### GIVEN PROBLEM
Among the entries below, find how many lines carry the word "conj" and state only that figure.
======== RECORDS FOR THE TASK ========
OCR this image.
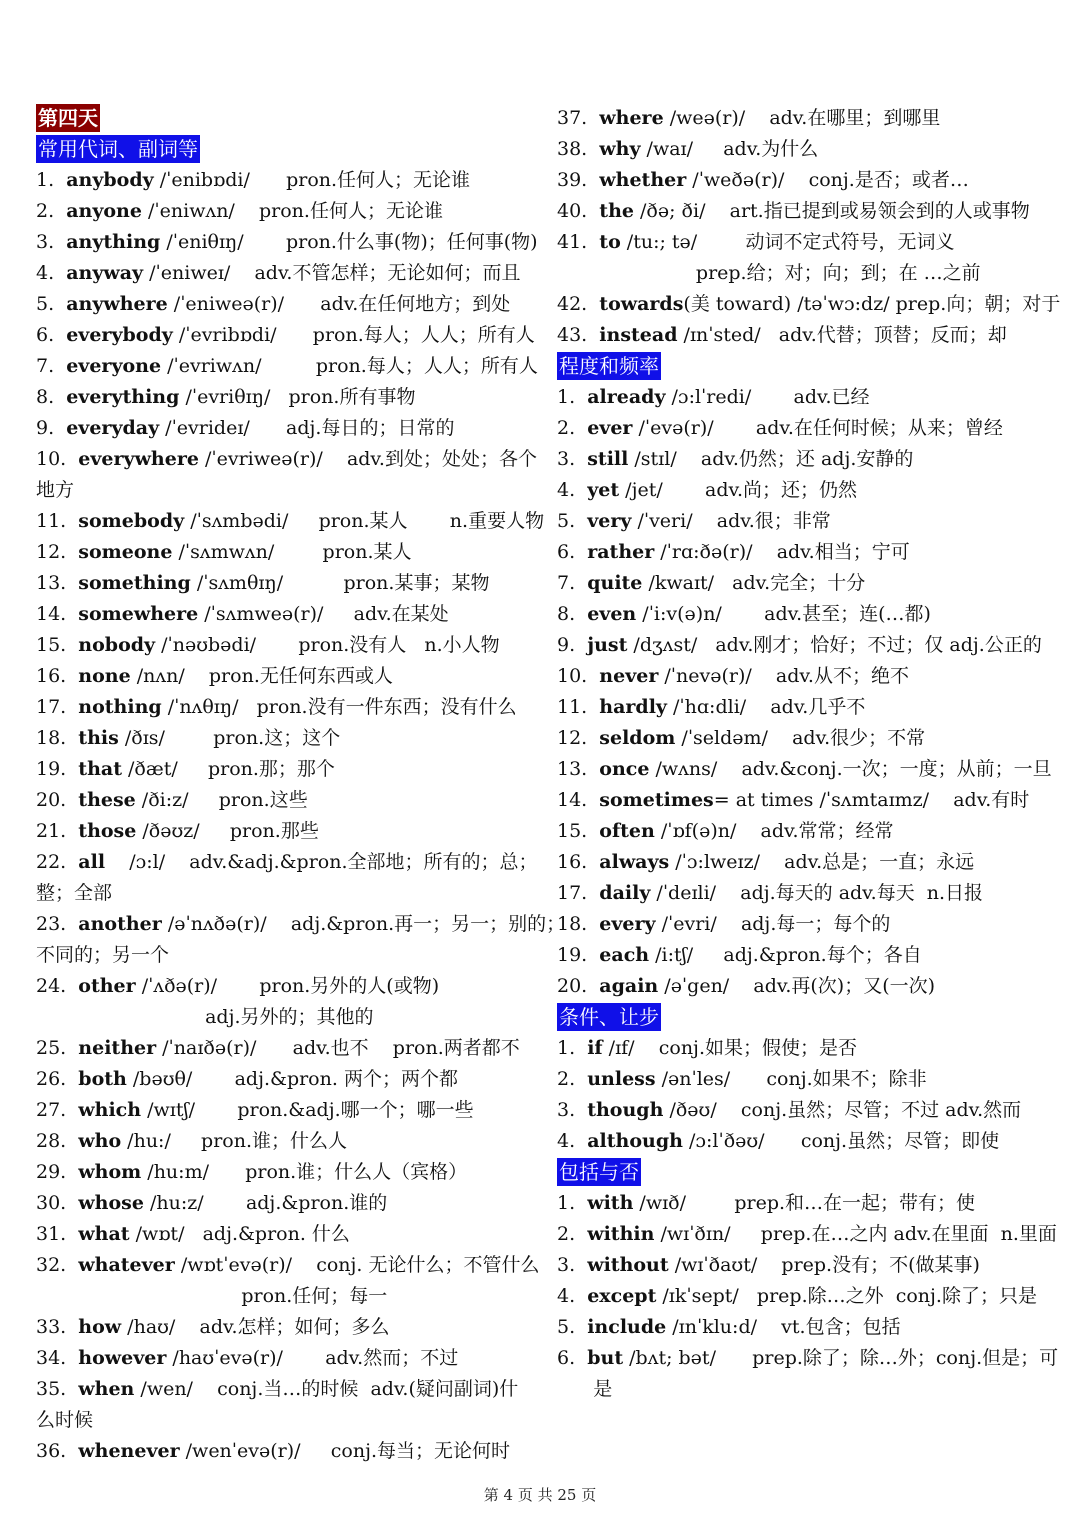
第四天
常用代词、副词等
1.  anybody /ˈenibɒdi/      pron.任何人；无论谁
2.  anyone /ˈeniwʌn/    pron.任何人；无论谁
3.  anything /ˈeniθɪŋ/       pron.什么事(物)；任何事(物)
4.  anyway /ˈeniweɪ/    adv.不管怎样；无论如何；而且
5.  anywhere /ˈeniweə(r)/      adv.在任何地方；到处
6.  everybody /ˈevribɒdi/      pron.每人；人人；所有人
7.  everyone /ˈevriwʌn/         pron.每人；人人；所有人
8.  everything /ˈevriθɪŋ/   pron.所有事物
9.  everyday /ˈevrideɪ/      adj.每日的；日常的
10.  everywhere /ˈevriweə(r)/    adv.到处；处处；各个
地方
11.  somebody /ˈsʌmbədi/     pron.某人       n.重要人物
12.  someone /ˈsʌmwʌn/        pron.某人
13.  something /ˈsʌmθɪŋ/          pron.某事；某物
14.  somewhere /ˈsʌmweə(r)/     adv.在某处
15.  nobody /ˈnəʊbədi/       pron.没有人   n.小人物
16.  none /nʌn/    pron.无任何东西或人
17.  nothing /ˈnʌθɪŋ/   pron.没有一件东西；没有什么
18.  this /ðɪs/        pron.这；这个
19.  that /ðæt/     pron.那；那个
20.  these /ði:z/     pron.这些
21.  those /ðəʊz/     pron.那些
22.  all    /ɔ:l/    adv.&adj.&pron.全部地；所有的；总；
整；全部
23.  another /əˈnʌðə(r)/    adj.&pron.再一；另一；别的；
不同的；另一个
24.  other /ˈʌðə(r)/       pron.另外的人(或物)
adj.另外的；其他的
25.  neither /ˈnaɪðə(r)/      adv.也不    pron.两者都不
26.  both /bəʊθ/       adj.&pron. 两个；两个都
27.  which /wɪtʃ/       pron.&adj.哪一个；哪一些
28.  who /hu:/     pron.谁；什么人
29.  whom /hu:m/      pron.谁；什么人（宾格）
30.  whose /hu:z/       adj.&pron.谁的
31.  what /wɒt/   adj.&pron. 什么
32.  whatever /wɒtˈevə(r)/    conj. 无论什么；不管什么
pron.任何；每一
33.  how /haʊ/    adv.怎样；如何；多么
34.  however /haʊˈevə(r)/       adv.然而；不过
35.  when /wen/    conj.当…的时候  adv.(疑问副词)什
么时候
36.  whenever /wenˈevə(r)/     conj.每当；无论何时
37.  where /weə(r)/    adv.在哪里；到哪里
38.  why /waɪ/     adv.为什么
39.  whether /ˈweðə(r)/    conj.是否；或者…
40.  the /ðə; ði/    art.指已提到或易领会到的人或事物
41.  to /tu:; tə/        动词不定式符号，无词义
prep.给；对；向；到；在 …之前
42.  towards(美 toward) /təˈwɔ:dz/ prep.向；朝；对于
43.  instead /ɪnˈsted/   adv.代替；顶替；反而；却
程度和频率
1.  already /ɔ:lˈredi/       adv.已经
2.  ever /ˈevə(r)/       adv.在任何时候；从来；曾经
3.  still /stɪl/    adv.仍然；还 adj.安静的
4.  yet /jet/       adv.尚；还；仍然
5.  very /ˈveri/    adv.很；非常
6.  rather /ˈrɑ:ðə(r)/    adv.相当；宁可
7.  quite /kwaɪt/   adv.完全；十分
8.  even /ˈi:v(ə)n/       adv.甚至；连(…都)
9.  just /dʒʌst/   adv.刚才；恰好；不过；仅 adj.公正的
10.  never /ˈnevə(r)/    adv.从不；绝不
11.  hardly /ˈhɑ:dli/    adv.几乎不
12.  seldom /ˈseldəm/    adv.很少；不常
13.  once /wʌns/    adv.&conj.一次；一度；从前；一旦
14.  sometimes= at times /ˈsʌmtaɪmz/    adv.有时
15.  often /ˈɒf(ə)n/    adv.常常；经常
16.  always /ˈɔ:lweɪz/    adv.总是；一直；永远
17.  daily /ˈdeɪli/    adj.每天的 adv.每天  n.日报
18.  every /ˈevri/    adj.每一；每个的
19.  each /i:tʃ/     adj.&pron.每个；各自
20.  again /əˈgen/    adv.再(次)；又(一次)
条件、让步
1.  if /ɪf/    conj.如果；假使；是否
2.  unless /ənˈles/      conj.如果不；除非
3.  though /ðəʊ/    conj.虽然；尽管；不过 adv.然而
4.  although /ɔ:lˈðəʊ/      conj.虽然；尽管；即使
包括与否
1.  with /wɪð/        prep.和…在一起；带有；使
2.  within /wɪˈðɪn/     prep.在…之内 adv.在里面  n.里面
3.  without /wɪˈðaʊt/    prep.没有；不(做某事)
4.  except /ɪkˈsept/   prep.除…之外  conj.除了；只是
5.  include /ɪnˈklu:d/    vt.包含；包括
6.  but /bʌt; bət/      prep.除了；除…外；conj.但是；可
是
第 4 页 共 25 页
========
### WORKED SOLUTION
11